**DO THIS:** Give the data a second time, exactly and in full.

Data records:
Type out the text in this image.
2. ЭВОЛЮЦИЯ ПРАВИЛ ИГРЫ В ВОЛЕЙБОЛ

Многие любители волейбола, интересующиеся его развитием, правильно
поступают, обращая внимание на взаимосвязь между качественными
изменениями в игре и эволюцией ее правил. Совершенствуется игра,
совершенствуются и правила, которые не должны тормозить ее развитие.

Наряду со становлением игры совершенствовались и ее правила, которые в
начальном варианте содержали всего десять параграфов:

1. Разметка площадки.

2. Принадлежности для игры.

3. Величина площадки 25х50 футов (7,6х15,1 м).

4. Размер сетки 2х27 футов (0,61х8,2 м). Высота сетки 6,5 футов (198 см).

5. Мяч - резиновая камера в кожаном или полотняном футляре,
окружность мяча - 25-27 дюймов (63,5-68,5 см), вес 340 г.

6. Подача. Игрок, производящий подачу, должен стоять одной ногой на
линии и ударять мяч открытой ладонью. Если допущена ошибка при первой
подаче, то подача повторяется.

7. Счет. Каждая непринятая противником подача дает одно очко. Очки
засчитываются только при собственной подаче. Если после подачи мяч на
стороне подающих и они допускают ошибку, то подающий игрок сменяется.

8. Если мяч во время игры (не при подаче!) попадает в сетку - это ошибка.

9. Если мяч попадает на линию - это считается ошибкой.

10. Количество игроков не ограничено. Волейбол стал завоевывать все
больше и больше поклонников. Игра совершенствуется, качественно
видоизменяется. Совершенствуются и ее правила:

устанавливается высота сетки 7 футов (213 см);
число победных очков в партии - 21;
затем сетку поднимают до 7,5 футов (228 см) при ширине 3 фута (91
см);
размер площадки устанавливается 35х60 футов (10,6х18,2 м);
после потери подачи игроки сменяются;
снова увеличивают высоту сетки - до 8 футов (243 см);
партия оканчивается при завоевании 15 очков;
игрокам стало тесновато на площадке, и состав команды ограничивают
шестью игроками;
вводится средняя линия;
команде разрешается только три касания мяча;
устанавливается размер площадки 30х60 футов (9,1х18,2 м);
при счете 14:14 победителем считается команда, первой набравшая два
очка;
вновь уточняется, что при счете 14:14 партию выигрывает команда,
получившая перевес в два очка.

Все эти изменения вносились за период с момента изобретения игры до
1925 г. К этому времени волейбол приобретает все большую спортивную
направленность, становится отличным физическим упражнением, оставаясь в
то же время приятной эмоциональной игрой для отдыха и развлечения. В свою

**THE SOLUTION:**
Type out the text in this image.
2. ЭВОЛЮЦИЯ ПРАВИЛ ИГРЫ В ВОЛЕЙБОЛ

Многие любители волейбола, интересующиеся его развитием, правильно
поступают, обращая внимание на взаимосвязь между качественными
изменениями в игре и эволюцией ее правил. Совершенствуется игра,
совершенствуются и правила, которые не должны тормозить ее развитие.

Наряду со становлением игры совершенствовались и ее правила, которые в
начальном варианте содержали всего десять параграфов:

1. Разметка площадки.

2. Принадлежности для игры.

3. Величина площадки 25х50 футов (7,6х15,1 м).

4. Размер сетки 2х27 футов (0,61х8,2 м). Высота сетки 6,5 футов (198 см).

5. Мяч - резиновая камера в кожаном или полотняном футляре,
окружность мяча - 25-27 дюймов (63,5-68,5 см), вес 340 г.

6. Подача. Игрок, производящий подачу, должен стоять одной ногой на
линии и ударять мяч открытой ладонью. Если допущена ошибка при первой
подаче, то подача повторяется.

7. Счет. Каждая непринятая противником подача дает одно очко. Очки
засчитываются только при собственной подаче. Если после подачи мяч на
стороне подающих и они допускают ошибку, то подающий игрок сменяется.

8. Если мяч во время игры (не при подаче!) попадает в сетку - это ошибка.

9. Если мяч попадает на линию - это считается ошибкой.

10. Количество игроков не ограничено. Волейбол стал завоевывать все
больше и больше поклонников. Игра совершенствуется, качественно
видоизменяется. Совершенствуются и ее правила:

устанавливается высота сетки 7 футов (213 см);
число победных очков в партии - 21;
затем сетку поднимают до 7,5 футов (228 см) при ширине 3 фута (91
см);
размер площадки устанавливается 35х60 футов (10,6х18,2 м);
после потери подачи игроки сменяются;
снова увеличивают высоту сетки - до 8 футов (243 см);
партия оканчивается при завоевании 15 очков;
игрокам стало тесновато на площадке, и состав команды ограничивают
шестью игроками;
вводится средняя линия;
команде разрешается только три касания мяча;
устанавливается размер площадки 30х60 футов (9,1х18,2 м);
при счете 14:14 победителем считается команда, первой набравшая два
очка;
вновь уточняется, что при счете 14:14 партию выигрывает команда,
получившая перевес в два очка.

Все эти изменения вносились за период с момента изобретения игры до
1925 г. К этому времени волейбол приобретает все большую спортивную
направленность, становится отличным физическим упражнением, оставаясь в
то же время приятной эмоциональной игрой для отдыха и развлечения. В свою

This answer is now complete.